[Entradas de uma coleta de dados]
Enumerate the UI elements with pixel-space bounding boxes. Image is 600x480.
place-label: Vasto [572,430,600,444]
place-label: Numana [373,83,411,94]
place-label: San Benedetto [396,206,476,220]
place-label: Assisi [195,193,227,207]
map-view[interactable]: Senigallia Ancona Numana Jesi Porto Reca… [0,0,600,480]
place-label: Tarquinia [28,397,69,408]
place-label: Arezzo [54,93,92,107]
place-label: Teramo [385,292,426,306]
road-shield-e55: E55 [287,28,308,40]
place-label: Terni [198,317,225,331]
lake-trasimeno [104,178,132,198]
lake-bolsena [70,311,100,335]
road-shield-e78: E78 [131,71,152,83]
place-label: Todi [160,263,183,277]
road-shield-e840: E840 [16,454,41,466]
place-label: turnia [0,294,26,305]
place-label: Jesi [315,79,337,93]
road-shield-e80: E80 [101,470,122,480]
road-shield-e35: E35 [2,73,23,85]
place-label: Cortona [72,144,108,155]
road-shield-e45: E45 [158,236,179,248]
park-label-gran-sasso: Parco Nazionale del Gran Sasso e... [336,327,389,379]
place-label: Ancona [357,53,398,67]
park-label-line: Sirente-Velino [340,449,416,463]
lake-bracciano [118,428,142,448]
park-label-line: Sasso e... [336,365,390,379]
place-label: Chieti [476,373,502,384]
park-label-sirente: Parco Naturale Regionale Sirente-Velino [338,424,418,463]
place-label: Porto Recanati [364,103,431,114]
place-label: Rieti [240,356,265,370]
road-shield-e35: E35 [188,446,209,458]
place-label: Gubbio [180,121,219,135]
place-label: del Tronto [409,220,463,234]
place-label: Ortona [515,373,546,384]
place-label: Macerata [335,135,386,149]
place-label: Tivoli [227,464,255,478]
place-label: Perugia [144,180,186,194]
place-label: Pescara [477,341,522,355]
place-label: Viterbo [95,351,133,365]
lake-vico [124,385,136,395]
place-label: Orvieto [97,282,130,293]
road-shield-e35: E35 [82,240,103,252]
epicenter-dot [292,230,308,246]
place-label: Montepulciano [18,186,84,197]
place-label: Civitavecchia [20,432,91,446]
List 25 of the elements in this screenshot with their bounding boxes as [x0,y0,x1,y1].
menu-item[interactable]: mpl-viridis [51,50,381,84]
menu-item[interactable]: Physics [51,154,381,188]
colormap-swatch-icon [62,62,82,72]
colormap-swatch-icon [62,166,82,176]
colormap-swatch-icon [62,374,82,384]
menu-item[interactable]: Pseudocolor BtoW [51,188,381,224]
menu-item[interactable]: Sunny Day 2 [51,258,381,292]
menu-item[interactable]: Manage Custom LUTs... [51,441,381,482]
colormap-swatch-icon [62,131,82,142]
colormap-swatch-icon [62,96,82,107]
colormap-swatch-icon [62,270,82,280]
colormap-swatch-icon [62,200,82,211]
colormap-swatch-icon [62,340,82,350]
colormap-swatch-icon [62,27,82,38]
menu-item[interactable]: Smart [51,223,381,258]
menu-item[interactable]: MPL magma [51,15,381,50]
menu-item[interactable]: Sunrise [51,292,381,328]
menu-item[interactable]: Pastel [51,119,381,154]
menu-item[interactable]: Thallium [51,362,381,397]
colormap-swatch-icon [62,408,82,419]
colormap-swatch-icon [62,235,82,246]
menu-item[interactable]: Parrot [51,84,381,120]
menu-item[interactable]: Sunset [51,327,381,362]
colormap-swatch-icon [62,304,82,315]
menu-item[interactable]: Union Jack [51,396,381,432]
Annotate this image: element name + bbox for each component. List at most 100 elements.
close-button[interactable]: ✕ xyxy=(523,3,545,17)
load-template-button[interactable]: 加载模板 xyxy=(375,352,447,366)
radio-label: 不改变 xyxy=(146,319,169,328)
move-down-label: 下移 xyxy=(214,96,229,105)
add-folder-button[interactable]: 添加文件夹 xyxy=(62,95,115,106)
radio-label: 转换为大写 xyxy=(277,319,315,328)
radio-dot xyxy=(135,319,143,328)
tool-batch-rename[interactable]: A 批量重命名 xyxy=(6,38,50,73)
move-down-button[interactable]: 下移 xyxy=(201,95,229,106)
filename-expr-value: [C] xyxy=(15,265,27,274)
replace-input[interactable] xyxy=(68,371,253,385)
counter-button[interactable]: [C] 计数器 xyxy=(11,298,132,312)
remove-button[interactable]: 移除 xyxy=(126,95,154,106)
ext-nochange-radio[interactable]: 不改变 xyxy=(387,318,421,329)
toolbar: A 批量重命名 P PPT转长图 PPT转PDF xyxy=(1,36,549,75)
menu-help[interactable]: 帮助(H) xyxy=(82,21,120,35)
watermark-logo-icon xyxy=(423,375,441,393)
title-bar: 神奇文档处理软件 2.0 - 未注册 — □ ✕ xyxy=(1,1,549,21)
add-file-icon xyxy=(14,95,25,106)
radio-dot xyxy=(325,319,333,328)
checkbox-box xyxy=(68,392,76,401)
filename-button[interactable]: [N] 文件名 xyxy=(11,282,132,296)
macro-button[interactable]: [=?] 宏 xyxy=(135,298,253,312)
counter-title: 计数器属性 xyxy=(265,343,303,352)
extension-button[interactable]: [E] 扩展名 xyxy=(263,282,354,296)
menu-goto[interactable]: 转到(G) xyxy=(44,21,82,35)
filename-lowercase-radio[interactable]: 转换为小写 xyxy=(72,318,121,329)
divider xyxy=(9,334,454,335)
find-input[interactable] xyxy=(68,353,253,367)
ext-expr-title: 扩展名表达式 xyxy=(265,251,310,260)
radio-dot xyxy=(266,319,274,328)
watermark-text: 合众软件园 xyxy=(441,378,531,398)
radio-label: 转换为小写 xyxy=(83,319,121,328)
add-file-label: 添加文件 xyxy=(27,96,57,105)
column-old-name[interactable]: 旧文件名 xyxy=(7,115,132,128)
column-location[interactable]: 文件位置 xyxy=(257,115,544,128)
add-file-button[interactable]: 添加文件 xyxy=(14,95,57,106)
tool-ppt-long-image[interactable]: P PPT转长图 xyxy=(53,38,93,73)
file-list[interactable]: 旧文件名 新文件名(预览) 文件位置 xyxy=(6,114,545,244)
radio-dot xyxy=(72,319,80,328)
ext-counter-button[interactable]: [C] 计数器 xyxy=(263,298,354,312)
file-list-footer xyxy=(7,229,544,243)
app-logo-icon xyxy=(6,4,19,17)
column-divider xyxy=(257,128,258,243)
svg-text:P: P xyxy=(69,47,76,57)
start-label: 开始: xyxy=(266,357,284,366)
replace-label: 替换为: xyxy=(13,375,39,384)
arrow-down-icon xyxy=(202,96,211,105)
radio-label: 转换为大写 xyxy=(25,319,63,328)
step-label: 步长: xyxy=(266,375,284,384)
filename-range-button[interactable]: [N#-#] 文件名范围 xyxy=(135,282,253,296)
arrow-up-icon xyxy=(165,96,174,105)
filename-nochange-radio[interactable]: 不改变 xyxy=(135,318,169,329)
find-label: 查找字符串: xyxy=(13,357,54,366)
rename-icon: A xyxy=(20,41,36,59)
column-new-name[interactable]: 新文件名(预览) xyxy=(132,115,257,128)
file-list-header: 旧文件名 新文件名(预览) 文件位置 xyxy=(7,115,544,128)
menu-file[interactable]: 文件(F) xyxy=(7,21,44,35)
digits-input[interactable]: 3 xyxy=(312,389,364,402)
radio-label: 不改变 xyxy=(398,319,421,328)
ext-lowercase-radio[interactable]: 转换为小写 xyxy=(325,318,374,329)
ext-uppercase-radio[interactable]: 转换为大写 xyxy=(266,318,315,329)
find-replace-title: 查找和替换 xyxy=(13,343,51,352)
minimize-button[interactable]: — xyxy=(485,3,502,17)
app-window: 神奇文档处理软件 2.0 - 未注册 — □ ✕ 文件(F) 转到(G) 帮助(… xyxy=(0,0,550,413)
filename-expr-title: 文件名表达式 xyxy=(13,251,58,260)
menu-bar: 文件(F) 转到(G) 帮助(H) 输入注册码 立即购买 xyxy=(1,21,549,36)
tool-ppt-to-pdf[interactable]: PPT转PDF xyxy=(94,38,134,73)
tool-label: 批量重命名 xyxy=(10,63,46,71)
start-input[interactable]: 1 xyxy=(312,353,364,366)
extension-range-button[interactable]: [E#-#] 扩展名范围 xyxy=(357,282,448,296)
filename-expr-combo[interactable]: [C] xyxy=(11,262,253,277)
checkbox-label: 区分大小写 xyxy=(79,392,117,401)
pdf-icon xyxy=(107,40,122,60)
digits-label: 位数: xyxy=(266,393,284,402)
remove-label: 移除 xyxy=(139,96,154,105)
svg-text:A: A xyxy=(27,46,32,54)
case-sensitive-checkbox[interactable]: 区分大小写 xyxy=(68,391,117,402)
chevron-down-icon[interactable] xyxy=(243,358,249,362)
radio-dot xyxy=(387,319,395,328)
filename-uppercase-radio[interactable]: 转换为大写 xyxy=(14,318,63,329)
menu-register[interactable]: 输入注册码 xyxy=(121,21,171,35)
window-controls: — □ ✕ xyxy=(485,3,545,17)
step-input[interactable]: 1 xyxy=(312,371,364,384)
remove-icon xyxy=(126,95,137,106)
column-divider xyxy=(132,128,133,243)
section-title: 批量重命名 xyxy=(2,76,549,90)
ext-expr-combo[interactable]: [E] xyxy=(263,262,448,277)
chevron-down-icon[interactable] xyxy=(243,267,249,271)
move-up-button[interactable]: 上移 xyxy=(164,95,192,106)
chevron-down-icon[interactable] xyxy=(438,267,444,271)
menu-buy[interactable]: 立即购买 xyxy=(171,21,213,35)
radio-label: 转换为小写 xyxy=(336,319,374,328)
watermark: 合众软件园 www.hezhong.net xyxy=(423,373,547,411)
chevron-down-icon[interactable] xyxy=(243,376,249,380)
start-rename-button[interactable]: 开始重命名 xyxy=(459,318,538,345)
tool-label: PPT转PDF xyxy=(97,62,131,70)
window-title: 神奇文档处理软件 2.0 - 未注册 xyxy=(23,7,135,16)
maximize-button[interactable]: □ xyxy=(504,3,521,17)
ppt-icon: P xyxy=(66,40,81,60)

* [OBJETIVO DECLARADO] Reproduza fielmente as linhas das entradas acima, começando no início delas e terminando na linha que contém "map-view[interactable]: Senigallia Ancona", com as duas extremidades incluídas.

* [SOLUÇÃO DO PROBLEMA]
Enumerate the UI elements with pixel-space bounding boxes. Image is 600x480.
place-label: Vasto [572,430,600,444]
place-label: Numana [373,83,411,94]
place-label: San Benedetto [396,206,476,220]
place-label: Assisi [195,193,227,207]
map-view[interactable]: Senigallia Ancona Numana Jesi Porto Reca… [0,0,600,480]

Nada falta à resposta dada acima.